WORK TO COMPLETE: Go through the material below and copy all lines with "Arterien".

A block of data
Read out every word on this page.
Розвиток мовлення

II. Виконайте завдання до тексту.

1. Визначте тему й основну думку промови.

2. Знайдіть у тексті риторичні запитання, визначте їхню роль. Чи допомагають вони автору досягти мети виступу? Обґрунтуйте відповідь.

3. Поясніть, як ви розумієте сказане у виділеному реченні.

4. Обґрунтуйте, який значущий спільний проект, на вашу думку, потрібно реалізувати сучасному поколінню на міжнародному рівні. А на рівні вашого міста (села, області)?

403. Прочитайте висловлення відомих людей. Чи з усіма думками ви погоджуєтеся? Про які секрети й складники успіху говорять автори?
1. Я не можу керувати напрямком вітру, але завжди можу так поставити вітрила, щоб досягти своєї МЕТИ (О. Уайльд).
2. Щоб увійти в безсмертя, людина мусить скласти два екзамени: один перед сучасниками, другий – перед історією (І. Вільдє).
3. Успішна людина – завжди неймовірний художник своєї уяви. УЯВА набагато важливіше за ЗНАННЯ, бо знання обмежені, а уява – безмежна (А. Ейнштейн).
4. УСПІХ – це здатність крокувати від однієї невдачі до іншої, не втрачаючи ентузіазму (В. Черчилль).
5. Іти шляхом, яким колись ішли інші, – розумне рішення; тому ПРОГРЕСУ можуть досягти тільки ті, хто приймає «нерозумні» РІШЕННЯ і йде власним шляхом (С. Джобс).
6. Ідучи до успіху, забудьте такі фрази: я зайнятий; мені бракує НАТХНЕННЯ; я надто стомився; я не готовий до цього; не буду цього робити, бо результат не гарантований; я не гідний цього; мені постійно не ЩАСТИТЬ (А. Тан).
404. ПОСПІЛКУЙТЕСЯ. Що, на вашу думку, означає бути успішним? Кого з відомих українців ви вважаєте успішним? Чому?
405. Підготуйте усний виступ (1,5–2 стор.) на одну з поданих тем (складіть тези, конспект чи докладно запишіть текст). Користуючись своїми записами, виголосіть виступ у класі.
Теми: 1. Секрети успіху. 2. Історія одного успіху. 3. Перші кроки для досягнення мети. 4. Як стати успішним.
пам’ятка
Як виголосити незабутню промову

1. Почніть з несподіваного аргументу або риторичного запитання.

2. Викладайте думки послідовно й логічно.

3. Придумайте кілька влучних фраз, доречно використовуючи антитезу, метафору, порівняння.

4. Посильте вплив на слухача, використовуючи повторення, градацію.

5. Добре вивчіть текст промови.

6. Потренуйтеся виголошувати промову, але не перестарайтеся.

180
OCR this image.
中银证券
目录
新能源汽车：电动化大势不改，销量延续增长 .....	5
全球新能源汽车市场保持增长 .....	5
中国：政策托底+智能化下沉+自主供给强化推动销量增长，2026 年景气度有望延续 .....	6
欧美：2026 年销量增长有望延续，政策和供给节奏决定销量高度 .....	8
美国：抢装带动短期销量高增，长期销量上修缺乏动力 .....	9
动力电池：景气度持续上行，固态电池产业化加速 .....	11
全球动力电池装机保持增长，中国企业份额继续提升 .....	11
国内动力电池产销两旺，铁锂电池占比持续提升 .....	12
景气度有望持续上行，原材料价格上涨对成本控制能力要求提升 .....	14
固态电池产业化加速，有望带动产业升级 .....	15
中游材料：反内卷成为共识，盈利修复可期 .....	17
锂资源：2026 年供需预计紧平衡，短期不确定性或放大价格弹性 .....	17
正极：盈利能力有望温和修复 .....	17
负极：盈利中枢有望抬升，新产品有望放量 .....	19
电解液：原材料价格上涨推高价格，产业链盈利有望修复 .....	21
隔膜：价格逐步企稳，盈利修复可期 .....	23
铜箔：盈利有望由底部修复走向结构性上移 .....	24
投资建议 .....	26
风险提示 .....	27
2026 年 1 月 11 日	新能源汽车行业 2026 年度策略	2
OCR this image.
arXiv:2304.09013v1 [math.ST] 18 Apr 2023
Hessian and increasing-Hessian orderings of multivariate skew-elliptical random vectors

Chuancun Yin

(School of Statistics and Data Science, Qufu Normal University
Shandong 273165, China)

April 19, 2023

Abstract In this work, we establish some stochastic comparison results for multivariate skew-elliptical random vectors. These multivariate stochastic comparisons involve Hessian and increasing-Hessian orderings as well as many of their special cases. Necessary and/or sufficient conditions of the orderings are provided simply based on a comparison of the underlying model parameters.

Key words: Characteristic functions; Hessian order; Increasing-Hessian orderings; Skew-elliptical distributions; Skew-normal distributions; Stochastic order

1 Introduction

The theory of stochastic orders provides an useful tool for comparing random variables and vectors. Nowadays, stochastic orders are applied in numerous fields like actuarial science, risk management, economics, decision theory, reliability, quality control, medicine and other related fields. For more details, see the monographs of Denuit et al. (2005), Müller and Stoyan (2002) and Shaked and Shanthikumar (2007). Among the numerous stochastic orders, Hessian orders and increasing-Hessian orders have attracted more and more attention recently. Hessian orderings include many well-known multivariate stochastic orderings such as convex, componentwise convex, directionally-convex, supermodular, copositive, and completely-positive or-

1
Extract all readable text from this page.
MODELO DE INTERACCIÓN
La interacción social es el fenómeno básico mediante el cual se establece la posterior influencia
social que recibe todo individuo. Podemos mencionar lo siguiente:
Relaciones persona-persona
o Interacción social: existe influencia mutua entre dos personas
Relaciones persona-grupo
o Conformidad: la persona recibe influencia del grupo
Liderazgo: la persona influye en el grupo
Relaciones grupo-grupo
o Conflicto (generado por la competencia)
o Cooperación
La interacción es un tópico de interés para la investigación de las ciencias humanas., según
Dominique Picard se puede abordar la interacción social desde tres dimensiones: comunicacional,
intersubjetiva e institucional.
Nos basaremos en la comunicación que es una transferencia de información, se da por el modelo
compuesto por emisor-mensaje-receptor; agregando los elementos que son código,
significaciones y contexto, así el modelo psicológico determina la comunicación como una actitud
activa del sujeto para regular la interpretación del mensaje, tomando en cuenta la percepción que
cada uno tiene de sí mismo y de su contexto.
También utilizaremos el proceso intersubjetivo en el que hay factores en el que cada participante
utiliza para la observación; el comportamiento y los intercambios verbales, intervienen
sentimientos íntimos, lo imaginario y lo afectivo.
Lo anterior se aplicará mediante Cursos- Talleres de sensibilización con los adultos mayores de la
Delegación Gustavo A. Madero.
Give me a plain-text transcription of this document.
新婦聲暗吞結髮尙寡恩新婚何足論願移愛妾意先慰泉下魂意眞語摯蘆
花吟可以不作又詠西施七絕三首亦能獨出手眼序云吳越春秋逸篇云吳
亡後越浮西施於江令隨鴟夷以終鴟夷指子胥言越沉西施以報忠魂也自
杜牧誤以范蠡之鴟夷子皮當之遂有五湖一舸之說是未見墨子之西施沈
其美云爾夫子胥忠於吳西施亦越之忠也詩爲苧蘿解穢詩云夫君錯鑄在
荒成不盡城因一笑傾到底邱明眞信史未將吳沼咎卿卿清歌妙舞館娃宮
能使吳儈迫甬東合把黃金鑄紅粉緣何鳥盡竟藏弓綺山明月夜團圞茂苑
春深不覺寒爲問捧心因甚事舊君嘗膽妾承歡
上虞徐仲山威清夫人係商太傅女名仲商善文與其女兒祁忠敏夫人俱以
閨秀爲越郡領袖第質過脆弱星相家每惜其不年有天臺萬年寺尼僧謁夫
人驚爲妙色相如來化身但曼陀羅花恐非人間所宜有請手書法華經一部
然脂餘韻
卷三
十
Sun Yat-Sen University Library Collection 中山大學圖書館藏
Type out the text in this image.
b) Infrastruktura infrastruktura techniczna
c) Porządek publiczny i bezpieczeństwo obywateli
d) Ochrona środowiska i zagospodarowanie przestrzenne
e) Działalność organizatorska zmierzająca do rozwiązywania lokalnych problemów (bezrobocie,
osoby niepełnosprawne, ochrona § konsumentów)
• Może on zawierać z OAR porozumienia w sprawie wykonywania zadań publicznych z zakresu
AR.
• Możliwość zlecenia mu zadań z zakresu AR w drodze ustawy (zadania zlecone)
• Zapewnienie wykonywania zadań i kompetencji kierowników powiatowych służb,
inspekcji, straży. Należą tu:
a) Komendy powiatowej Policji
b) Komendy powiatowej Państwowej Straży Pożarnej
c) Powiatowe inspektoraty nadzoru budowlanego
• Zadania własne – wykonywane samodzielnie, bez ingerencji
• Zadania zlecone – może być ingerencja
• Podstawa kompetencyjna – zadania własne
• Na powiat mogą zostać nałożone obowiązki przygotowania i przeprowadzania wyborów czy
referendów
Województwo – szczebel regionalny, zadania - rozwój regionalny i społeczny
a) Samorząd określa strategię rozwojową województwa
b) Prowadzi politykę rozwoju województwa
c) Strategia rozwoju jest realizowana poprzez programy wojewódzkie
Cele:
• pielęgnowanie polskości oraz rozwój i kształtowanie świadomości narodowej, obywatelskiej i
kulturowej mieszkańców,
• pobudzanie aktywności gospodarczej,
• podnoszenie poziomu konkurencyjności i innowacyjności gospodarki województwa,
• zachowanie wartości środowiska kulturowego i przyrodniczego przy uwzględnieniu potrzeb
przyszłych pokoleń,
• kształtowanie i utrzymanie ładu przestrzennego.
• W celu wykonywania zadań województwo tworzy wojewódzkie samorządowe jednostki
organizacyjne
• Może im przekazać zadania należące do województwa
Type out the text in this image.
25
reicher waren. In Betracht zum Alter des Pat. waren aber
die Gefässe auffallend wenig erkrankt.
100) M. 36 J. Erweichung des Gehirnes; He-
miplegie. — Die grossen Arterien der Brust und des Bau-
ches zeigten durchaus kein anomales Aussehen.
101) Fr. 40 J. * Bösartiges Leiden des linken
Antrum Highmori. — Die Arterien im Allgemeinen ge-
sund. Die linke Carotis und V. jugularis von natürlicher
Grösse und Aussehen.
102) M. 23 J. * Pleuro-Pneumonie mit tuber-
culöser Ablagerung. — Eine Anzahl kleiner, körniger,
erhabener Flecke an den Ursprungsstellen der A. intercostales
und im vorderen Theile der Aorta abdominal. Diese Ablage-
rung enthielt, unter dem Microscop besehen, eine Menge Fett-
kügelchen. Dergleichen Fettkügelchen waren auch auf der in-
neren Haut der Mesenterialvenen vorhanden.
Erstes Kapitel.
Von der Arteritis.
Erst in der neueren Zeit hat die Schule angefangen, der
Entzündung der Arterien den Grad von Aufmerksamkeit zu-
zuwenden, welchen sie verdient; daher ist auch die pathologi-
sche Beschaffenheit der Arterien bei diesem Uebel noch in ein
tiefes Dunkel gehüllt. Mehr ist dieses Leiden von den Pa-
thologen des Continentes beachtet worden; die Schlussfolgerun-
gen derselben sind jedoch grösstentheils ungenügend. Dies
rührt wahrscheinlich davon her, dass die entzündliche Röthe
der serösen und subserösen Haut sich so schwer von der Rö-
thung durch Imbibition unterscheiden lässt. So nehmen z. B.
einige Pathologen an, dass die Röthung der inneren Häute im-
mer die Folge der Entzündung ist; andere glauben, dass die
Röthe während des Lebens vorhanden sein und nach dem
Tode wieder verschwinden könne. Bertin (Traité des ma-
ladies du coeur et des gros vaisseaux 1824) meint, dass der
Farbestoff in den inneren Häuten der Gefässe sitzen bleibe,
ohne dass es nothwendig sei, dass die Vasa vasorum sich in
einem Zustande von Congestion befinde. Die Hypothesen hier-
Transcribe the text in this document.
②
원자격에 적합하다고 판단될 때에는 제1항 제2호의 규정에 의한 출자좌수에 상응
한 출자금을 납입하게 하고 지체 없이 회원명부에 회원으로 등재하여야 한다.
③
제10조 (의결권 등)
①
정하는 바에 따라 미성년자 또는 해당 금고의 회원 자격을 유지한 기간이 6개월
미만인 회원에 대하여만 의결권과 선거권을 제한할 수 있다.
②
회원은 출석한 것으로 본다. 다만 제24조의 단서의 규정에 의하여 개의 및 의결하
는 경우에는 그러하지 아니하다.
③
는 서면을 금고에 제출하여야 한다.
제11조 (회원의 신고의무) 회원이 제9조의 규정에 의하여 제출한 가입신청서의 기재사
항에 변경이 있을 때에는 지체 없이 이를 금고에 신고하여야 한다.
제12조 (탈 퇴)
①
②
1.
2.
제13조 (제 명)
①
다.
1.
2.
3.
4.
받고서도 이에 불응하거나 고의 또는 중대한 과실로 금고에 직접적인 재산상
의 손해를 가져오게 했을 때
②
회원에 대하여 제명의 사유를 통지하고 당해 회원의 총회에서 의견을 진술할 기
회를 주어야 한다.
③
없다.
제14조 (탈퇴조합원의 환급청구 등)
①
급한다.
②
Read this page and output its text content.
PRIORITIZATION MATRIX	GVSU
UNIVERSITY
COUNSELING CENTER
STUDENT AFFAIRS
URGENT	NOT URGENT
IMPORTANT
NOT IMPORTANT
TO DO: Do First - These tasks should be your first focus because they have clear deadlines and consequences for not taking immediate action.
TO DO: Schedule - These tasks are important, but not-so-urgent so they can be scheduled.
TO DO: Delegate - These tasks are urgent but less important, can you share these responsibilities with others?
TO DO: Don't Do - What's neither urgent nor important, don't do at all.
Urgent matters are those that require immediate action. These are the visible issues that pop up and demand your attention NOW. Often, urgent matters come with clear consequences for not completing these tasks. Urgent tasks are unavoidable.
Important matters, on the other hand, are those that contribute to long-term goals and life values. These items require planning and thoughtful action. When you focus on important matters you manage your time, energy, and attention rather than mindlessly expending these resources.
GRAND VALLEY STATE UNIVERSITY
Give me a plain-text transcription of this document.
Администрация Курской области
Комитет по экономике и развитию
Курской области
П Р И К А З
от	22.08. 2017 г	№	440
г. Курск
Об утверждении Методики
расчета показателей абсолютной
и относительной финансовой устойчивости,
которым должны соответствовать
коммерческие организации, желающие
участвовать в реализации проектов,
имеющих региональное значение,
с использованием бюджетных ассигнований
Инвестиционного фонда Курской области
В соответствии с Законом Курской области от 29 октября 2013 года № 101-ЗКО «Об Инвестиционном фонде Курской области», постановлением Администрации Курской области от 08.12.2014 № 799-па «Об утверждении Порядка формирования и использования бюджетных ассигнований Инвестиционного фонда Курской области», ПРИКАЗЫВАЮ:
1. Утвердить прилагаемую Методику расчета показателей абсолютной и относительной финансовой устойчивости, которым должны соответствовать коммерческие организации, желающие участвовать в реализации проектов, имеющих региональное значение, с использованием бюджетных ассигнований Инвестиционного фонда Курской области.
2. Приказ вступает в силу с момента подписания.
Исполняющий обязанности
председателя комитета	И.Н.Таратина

OUTPUT FOR THIS TASK:
miplegie. — Die grossen Arterien der Brust und des Bau-
Antrum Highmori. — Die Arterien im Allgemeinen ge-
Entzündung der Arterien den Grad von Aufmerksamkeit zu-
sche Beschaffenheit der Arterien bei diesem Uebel noch in ein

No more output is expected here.